→ WHAT THIS TASK INVOLVES
Give the data a second time, exactly and in full.

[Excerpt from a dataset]
[BEGIN]

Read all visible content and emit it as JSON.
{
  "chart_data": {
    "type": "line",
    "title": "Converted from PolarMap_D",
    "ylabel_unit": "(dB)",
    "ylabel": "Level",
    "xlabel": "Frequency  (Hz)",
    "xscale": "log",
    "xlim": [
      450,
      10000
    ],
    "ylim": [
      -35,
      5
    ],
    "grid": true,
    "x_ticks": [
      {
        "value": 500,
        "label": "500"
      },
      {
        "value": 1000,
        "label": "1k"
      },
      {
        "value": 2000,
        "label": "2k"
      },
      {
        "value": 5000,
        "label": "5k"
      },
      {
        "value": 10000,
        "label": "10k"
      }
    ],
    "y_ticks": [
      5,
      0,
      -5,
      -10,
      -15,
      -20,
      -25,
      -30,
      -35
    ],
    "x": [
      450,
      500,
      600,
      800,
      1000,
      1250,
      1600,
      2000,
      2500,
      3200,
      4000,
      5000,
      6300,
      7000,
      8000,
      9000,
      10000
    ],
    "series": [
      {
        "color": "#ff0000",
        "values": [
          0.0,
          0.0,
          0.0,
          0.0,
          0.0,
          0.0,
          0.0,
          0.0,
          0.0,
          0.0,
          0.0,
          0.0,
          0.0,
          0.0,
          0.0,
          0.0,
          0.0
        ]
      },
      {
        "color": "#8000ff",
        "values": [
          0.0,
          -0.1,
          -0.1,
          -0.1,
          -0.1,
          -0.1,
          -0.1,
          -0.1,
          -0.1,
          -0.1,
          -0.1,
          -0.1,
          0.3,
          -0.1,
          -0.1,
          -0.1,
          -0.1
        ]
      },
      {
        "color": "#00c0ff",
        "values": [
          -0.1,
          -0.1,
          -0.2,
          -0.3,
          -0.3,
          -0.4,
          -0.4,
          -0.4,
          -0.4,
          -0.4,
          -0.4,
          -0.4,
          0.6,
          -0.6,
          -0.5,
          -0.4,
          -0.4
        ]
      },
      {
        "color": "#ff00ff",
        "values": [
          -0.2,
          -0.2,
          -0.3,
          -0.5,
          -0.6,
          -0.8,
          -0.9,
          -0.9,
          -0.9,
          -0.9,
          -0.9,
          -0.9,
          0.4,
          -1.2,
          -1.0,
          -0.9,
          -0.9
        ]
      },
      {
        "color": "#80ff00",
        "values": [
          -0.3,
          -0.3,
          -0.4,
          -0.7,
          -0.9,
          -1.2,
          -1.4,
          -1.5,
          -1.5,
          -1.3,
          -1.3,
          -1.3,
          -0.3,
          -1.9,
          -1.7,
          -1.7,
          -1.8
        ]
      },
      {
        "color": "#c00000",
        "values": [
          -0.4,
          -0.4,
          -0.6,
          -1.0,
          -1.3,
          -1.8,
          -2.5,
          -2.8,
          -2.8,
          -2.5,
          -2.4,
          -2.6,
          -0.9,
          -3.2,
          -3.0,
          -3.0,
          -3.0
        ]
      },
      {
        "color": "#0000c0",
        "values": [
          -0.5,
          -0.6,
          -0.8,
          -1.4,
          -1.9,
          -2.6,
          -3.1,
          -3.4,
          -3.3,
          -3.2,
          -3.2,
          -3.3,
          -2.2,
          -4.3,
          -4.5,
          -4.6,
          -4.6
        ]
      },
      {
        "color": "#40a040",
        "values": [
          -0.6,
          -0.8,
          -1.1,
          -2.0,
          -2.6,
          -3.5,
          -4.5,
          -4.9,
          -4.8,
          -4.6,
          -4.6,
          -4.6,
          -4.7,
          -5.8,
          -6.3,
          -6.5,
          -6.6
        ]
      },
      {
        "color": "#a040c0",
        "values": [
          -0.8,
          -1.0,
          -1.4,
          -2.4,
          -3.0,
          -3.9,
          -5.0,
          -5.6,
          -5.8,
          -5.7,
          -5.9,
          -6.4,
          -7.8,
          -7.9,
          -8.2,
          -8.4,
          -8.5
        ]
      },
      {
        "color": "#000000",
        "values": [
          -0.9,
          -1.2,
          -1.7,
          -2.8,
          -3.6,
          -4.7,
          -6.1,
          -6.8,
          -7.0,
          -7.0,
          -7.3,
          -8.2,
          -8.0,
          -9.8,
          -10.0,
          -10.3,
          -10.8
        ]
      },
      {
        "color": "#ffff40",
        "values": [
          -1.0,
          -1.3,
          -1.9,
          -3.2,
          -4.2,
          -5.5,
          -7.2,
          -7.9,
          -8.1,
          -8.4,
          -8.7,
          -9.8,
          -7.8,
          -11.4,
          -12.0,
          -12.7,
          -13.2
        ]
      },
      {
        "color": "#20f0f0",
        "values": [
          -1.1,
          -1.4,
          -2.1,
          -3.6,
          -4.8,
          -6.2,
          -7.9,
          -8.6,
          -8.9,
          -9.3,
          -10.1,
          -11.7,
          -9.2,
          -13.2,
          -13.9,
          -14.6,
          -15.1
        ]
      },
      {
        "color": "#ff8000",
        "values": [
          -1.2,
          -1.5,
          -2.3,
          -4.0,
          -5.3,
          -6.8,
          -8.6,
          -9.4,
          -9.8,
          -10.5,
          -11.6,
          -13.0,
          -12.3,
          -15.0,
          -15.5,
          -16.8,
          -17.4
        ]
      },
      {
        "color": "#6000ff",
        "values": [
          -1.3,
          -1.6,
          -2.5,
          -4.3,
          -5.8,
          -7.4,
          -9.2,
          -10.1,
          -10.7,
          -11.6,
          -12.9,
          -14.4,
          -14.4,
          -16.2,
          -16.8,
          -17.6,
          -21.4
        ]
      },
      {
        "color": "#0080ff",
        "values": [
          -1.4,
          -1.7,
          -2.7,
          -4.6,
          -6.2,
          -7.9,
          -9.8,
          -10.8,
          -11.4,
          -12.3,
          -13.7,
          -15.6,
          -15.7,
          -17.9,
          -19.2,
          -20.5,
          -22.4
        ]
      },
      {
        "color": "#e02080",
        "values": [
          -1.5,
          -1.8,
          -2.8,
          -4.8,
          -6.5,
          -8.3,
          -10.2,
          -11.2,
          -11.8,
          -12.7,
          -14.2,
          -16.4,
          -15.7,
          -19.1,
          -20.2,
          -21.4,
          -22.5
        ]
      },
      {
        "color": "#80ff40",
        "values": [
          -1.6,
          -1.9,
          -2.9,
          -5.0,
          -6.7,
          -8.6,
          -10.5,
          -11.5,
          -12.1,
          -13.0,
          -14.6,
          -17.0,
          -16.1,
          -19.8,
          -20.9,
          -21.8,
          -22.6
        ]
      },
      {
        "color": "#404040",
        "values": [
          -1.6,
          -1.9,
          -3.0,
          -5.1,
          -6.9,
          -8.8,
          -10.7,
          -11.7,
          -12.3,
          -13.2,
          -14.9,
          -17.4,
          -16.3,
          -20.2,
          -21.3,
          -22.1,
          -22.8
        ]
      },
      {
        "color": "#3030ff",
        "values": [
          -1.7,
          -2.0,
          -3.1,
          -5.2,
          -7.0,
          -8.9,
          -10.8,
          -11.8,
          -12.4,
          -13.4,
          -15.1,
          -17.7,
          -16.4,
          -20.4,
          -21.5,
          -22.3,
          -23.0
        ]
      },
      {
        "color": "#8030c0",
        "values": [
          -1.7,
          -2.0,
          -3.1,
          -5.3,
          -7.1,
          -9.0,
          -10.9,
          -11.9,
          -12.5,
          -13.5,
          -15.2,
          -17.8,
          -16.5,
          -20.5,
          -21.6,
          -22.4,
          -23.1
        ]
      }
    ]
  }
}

[END]

→ PROBLEM SOLUTION
Read all visible content and emit it as JSON.
{
  "chart_data": {
    "type": "line",
    "title": "Converted from PolarMap_D",
    "ylabel_unit": "(dB)",
    "ylabel": "Level",
    "xlabel": "Frequency  (Hz)",
    "xscale": "log",
    "xlim": [
      450,
      10000
    ],
    "ylim": [
      -35,
      5
    ],
    "grid": true,
    "x_ticks": [
      {
        "value": 500,
        "label": "500"
      },
      {
        "value": 1000,
        "label": "1k"
      },
      {
        "value": 2000,
        "label": "2k"
      },
      {
        "value": 5000,
        "label": "5k"
      },
      {
        "value": 10000,
        "label": "10k"
      }
    ],
    "y_ticks": [
      5,
      0,
      -5,
      -10,
      -15,
      -20,
      -25,
      -30,
      -35
    ],
    "x": [
      450,
      500,
      600,
      800,
      1000,
      1250,
      1600,
      2000,
      2500,
      3200,
      4000,
      5000,
      6300,
      7000,
      8000,
      9000,
      10000
    ],
    "series": [
      {
        "color": "#ff0000",
        "values": [
          0.0,
          0.0,
          0.0,
          0.0,
          0.0,
          0.0,
          0.0,
          0.0,
          0.0,
          0.0,
          0.0,
          0.0,
          0.0,
          0.0,
          0.0,
          0.0,
          0.0
        ]
      },
      {
        "color": "#8000ff",
        "values": [
          0.0,
          -0.1,
          -0.1,
          -0.1,
          -0.1,
          -0.1,
          -0.1,
          -0.1,
          -0.1,
          -0.1,
          -0.1,
          -0.1,
          0.3,
          -0.1,
          -0.1,
          -0.1,
          -0.1
        ]
      },
      {
        "color": "#00c0ff",
        "values": [
          -0.1,
          -0.1,
          -0.2,
          -0.3,
          -0.3,
          -0.4,
          -0.4,
          -0.4,
          -0.4,
          -0.4,
          -0.4,
          -0.4,
          0.6,
          -0.6,
          -0.5,
          -0.4,
          -0.4
        ]
      },
      {
        "color": "#ff00ff",
        "values": [
          -0.2,
          -0.2,
          -0.3,
          -0.5,
          -0.6,
          -0.8,
          -0.9,
          -0.9,
          -0.9,
          -0.9,
          -0.9,
          -0.9,
          0.4,
          -1.2,
          -1.0,
          -0.9,
          -0.9
        ]
      },
      {
        "color": "#80ff00",
        "values": [
          -0.3,
          -0.3,
          -0.4,
          -0.7,
          -0.9,
          -1.2,
          -1.4,
          -1.5,
          -1.5,
          -1.3,
          -1.3,
          -1.3,
          -0.3,
          -1.9,
          -1.7,
          -1.7,
          -1.8
        ]
      },
      {
        "color": "#c00000",
        "values": [
          -0.4,
          -0.4,
          -0.6,
          -1.0,
          -1.3,
          -1.8,
          -2.5,
          -2.8,
          -2.8,
          -2.5,
          -2.4,
          -2.6,
          -0.9,
          -3.2,
          -3.0,
          -3.0,
          -3.0
        ]
      },
      {
        "color": "#0000c0",
        "values": [
          -0.5,
          -0.6,
          -0.8,
          -1.4,
          -1.9,
          -2.6,
          -3.1,
          -3.4,
          -3.3,
          -3.2,
          -3.2,
          -3.3,
          -2.2,
          -4.3,
          -4.5,
          -4.6,
          -4.6
        ]
      },
      {
        "color": "#40a040",
        "values": [
          -0.6,
          -0.8,
          -1.1,
          -2.0,
          -2.6,
          -3.5,
          -4.5,
          -4.9,
          -4.8,
          -4.6,
          -4.6,
          -4.6,
          -4.7,
          -5.8,
          -6.3,
          -6.5,
          -6.6
        ]
      },
      {
        "color": "#a040c0",
        "values": [
          -0.8,
          -1.0,
          -1.4,
          -2.4,
          -3.0,
          -3.9,
          -5.0,
          -5.6,
          -5.8,
          -5.7,
          -5.9,
          -6.4,
          -7.8,
          -7.9,
          -8.2,
          -8.4,
          -8.5
        ]
      },
      {
        "color": "#000000",
        "values": [
          -0.9,
          -1.2,
          -1.7,
          -2.8,
          -3.6,
          -4.7,
          -6.1,
          -6.8,
          -7.0,
          -7.0,
          -7.3,
          -8.2,
          -8.0,
          -9.8,
          -10.0,
          -10.3,
          -10.8
        ]
      },
      {
        "color": "#ffff40",
        "values": [
          -1.0,
          -1.3,
          -1.9,
          -3.2,
          -4.2,
          -5.5,
          -7.2,
          -7.9,
          -8.1,
          -8.4,
          -8.7,
          -9.8,
          -7.8,
          -11.4,
          -12.0,
          -12.7,
          -13.2
        ]
      },
      {
        "color": "#20f0f0",
        "values": [
          -1.1,
          -1.4,
          -2.1,
          -3.6,
          -4.8,
          -6.2,
          -7.9,
          -8.6,
          -8.9,
          -9.3,
          -10.1,
          -11.7,
          -9.2,
          -13.2,
          -13.9,
          -14.6,
          -15.1
        ]
      },
      {
        "color": "#ff8000",
        "values": [
          -1.2,
          -1.5,
          -2.3,
          -4.0,
          -5.3,
          -6.8,
          -8.6,
          -9.4,
          -9.8,
          -10.5,
          -11.6,
          -13.0,
          -12.3,
          -15.0,
          -15.5,
          -16.8,
          -17.4
        ]
      },
      {
        "color": "#6000ff",
        "values": [
          -1.3,
          -1.6,
          -2.5,
          -4.3,
          -5.8,
          -7.4,
          -9.2,
          -10.1,
          -10.7,
          -11.6,
          -12.9,
          -14.4,
          -14.4,
          -16.2,
          -16.8,
          -17.6,
          -21.4
        ]
      },
      {
        "color": "#0080ff",
        "values": [
          -1.4,
          -1.7,
          -2.7,
          -4.6,
          -6.2,
          -7.9,
          -9.8,
          -10.8,
          -11.4,
          -12.3,
          -13.7,
          -15.6,
          -15.7,
          -17.9,
          -19.2,
          -20.5,
          -22.4
        ]
      },
      {
        "color": "#e02080",
        "values": [
          -1.5,
          -1.8,
          -2.8,
          -4.8,
          -6.5,
          -8.3,
          -10.2,
          -11.2,
          -11.8,
          -12.7,
          -14.2,
          -16.4,
          -15.7,
          -19.1,
          -20.2,
          -21.4,
          -22.5
        ]
      },
      {
        "color": "#80ff40",
        "values": [
          -1.6,
          -1.9,
          -2.9,
          -5.0,
          -6.7,
          -8.6,
          -10.5,
          -11.5,
          -12.1,
          -13.0,
          -14.6,
          -17.0,
          -16.1,
          -19.8,
          -20.9,
          -21.8,
          -22.6
        ]
      },
      {
        "color": "#404040",
        "values": [
          -1.6,
          -1.9,
          -3.0,
          -5.1,
          -6.9,
          -8.8,
          -10.7,
          -11.7,
          -12.3,
          -13.2,
          -14.9,
          -17.4,
          -16.3,
          -20.2,
          -21.3,
          -22.1,
          -22.8
        ]
      },
      {
        "color": "#3030ff",
        "values": [
          -1.7,
          -2.0,
          -3.1,
          -5.2,
          -7.0,
          -8.9,
          -10.8,
          -11.8,
          -12.4,
          -13.4,
          -15.1,
          -17.7,
          -16.4,
          -20.4,
          -21.5,
          -22.3,
          -23.0
        ]
      },
      {
        "color": "#8030c0",
        "values": [
          -1.7,
          -2.0,
          -3.1,
          -5.3,
          -7.1,
          -9.0,
          -10.9,
          -11.9,
          -12.5,
          -13.5,
          -15.2,
          -17.8,
          -16.5,
          -20.5,
          -21.6,
          -22.4,
          -23.1
        ]
      }
    ]
  }
}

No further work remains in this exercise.